Dataset records:
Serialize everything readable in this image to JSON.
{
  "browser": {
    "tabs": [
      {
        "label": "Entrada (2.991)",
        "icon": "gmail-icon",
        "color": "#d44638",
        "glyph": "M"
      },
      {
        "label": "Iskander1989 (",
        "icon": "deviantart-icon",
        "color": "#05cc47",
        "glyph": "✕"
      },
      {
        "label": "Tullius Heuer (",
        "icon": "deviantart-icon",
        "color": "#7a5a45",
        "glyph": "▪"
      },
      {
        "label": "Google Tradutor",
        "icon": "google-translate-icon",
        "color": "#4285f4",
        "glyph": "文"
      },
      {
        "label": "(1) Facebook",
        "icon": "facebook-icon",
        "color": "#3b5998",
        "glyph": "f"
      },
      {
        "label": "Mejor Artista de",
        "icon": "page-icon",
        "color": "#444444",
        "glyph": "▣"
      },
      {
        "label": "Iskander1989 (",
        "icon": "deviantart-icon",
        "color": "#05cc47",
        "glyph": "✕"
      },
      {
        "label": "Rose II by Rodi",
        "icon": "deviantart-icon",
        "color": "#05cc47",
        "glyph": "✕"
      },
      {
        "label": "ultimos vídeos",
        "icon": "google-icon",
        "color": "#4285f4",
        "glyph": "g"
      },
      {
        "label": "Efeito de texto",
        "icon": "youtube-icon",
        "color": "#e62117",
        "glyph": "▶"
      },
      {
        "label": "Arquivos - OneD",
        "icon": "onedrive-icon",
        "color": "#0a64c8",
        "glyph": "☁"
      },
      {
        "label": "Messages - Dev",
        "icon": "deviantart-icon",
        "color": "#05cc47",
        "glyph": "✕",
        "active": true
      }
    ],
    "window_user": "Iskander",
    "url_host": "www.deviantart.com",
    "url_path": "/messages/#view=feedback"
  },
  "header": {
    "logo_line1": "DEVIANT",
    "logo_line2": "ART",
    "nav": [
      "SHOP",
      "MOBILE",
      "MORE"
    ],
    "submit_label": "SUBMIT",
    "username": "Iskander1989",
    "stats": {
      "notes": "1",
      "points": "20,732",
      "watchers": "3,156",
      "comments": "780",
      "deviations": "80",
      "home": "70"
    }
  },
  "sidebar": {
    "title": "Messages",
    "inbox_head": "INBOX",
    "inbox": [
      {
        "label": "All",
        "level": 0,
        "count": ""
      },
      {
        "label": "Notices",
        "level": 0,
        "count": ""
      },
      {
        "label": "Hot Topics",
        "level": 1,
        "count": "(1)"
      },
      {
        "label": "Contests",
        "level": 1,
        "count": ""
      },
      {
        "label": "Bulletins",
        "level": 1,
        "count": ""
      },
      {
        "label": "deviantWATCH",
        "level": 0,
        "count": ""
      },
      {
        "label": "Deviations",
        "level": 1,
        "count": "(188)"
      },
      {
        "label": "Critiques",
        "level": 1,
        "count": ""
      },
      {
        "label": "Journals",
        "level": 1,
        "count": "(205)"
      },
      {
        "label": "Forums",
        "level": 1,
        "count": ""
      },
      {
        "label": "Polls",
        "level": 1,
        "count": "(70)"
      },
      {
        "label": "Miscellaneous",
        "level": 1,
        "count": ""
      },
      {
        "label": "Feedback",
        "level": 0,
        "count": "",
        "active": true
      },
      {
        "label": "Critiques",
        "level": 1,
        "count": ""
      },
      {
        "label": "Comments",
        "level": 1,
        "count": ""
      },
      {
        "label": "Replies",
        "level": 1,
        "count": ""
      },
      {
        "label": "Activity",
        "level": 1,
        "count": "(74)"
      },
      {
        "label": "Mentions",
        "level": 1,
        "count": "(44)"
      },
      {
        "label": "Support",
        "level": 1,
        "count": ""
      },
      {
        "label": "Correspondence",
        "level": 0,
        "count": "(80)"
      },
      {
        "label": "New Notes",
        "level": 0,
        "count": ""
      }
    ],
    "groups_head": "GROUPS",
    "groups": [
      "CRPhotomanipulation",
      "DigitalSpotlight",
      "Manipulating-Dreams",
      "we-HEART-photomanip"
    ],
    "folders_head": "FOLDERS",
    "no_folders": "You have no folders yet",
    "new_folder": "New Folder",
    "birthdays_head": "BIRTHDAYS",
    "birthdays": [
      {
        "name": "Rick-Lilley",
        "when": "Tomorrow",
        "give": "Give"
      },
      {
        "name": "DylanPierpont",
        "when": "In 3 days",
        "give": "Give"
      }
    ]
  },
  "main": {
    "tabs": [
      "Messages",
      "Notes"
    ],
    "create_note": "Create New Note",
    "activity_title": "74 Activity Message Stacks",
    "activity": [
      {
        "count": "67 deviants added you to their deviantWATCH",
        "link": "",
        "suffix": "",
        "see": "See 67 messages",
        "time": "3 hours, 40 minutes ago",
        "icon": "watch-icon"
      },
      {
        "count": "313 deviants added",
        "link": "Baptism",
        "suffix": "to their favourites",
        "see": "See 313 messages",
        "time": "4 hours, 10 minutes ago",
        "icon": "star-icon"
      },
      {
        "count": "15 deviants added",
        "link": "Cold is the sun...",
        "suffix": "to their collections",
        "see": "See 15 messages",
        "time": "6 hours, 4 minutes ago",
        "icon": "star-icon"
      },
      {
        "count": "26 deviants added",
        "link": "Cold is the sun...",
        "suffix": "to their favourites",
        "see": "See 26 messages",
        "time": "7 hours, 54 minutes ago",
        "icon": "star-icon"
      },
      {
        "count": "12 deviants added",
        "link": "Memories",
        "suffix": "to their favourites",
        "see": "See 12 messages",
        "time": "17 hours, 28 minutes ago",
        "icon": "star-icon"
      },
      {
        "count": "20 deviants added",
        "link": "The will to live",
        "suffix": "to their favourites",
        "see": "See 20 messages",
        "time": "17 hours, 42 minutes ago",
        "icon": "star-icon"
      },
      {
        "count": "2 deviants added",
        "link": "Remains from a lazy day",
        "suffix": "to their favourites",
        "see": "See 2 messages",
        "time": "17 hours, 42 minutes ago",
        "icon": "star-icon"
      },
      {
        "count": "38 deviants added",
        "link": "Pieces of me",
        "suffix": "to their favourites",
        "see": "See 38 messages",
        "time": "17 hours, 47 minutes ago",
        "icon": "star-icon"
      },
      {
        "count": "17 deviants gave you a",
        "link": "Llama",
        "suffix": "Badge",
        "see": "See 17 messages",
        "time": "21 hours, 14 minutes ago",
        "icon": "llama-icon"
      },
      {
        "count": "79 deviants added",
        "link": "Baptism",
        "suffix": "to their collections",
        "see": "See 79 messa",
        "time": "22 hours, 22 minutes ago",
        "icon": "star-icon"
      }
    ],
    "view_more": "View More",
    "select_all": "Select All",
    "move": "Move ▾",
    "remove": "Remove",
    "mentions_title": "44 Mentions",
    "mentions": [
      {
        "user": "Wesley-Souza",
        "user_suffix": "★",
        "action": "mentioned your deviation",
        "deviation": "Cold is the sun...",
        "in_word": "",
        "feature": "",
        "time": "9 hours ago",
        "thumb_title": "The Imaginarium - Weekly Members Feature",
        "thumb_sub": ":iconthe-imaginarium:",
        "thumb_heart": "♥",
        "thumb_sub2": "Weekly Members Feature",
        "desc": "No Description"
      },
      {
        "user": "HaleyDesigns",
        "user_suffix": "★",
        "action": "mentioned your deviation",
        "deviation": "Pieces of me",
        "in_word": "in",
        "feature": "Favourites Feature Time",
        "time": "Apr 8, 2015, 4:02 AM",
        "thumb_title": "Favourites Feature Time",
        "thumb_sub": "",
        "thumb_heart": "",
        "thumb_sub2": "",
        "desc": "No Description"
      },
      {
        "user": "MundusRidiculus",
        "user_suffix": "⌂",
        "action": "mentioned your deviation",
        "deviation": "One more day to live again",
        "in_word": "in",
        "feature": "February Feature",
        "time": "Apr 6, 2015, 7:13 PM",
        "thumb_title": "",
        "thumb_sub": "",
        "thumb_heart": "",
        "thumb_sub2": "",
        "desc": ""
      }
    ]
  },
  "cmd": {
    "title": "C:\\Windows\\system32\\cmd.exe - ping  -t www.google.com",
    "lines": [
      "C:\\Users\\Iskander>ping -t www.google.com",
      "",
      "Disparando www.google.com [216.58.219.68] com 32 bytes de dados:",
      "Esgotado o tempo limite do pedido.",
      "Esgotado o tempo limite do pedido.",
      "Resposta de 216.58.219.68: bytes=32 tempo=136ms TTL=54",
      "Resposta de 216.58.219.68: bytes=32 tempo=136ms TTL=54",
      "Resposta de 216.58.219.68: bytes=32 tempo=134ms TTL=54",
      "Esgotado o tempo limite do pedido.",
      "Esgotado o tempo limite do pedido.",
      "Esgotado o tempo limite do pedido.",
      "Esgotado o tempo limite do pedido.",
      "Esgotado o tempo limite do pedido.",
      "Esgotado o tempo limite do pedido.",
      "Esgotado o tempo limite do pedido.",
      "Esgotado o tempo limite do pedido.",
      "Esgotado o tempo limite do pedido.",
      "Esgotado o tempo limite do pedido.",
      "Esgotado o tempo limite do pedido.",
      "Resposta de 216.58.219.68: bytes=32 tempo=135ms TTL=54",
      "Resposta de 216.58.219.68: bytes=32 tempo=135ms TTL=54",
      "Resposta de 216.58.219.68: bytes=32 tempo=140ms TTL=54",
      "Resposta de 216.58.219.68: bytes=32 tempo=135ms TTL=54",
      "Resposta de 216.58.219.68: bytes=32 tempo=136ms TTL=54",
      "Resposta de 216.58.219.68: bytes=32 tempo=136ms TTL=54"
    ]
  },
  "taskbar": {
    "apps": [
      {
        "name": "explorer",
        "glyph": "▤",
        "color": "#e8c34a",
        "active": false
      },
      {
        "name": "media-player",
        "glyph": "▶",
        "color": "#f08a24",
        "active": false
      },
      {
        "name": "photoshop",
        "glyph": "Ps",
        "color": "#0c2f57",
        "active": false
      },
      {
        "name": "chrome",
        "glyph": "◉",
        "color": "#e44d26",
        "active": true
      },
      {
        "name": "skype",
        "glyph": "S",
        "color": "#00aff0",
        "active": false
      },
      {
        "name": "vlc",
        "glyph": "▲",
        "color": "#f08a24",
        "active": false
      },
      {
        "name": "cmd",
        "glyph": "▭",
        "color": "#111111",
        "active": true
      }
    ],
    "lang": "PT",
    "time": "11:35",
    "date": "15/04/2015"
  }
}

### WHAT YOU HAVE TO DO
Copy each line from the records above that includes the string "Weekly".

### THE REPLY
        "thumb_title": "The Imaginarium - Weekly Members Feature",
        "thumb_sub2": "Weekly Members Feature",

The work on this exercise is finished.